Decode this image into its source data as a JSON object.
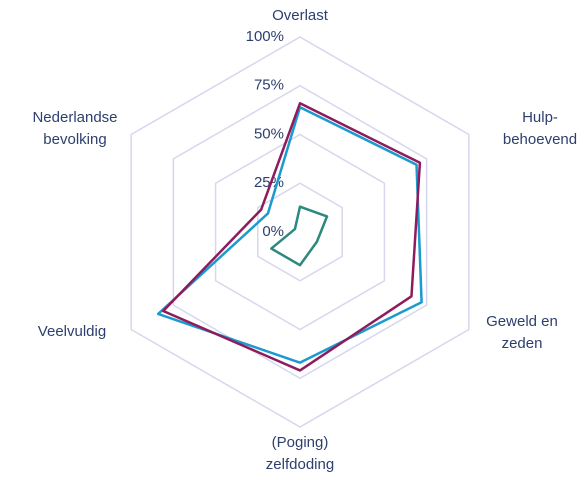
{
  "chart_data": {
    "type": "radar",
    "categories": [
      [
        "Overlast"
      ],
      [
        "Hulp-",
        "behoevend"
      ],
      [
        "Geweld en",
        "zeden"
      ],
      [
        "(Poging)",
        "zelfdoding"
      ],
      [
        "Veelvuldig"
      ],
      [
        "Nederlandse",
        "bevolking"
      ]
    ],
    "series": [
      {
        "color": "#1b9ad0",
        "values": [
          64,
          69,
          72,
          67,
          84,
          19
        ]
      },
      {
        "color": "#8e1c5c",
        "values": [
          66,
          71,
          66,
          71,
          81,
          23
        ]
      },
      {
        "color": "#2b8a7c",
        "values": [
          13,
          16,
          10,
          17,
          17,
          3
        ]
      }
    ],
    "ylim": [
      0,
      100
    ],
    "yticks": [
      {
        "value": 0,
        "label": "0%"
      },
      {
        "value": 25,
        "label": "25%"
      },
      {
        "value": 50,
        "label": "50%"
      },
      {
        "value": 75,
        "label": "75%"
      },
      {
        "value": 100,
        "label": "100%"
      }
    ],
    "grid": true
  }
}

What you need to do - Extract each line holding the string "color".

Result of this task -
        "color": "#1b9ad0",
        "color": "#8e1c5c",
        "color": "#2b8a7c",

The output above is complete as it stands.